§ What this task involves
Filter the entries that follow, copying every line in which the word "JSON" appears.

§ Entries provided
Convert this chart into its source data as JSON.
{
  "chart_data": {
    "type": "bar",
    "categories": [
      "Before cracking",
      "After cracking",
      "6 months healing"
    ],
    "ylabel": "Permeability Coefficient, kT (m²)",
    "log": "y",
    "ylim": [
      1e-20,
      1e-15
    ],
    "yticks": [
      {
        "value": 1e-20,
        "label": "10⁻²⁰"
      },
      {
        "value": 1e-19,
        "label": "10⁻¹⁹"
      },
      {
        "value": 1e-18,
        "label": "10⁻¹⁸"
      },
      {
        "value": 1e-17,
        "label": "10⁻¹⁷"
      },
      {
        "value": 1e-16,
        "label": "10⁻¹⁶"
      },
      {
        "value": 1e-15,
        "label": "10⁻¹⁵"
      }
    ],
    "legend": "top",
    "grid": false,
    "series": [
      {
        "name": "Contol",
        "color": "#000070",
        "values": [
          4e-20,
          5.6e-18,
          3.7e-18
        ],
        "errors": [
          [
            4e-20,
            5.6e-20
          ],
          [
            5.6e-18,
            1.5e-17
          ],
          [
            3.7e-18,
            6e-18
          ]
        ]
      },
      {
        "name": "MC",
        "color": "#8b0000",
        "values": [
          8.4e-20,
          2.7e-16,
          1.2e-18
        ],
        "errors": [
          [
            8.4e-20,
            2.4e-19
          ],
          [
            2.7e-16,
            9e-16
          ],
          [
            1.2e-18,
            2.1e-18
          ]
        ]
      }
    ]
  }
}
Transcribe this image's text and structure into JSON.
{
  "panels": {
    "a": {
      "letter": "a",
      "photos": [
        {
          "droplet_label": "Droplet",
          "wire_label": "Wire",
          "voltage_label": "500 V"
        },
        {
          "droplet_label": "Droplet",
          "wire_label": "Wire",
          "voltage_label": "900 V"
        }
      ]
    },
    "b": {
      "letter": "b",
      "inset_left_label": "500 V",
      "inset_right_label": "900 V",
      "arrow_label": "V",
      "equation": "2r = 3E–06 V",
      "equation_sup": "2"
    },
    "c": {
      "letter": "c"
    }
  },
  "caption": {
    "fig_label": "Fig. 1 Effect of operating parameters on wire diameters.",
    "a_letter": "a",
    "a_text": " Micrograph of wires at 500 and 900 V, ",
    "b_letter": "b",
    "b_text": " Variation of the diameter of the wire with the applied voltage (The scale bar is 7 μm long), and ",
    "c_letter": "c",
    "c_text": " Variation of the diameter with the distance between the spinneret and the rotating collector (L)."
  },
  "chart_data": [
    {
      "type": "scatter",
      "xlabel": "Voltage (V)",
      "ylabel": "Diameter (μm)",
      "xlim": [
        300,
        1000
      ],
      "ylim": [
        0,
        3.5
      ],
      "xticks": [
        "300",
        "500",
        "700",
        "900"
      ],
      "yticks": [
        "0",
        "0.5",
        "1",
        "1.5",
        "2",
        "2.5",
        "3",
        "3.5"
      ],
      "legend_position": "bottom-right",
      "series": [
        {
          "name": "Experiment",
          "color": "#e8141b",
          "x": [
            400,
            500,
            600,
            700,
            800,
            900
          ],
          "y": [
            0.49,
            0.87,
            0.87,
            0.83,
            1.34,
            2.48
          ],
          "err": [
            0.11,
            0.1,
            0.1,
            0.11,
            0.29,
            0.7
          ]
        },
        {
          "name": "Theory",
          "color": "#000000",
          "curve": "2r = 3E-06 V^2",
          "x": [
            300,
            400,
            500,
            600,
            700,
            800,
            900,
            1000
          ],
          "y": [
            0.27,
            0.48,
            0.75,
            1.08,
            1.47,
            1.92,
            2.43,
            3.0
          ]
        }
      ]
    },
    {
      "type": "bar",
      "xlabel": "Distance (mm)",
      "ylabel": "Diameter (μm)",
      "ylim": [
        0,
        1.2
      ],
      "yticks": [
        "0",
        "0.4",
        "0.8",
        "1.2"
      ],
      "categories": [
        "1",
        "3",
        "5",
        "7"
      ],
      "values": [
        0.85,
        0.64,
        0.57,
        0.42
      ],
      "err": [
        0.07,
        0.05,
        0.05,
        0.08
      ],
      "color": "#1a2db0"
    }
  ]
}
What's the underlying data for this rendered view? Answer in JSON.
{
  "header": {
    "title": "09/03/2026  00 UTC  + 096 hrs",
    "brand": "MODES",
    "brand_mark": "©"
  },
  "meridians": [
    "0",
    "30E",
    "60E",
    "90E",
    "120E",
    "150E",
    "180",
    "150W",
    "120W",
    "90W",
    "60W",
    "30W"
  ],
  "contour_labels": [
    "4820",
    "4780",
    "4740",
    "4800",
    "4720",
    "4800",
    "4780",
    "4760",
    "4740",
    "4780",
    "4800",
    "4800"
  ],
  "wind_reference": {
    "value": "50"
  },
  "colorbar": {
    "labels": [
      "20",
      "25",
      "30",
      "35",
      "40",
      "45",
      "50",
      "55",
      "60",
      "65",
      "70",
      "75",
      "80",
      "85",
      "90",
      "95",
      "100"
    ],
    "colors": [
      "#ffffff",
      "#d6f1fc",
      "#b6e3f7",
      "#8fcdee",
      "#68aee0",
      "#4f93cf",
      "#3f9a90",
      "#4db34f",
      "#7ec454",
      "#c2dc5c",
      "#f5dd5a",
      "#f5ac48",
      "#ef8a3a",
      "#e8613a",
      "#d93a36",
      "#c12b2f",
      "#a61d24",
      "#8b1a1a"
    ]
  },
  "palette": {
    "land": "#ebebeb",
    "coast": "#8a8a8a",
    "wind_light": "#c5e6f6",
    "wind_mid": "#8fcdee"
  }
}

§ Solution for this task
Convert this chart into its source data as JSON.
Transcribe this image's text and structure into JSON.
What's the underlying data for this rendered view? Answer in JSON.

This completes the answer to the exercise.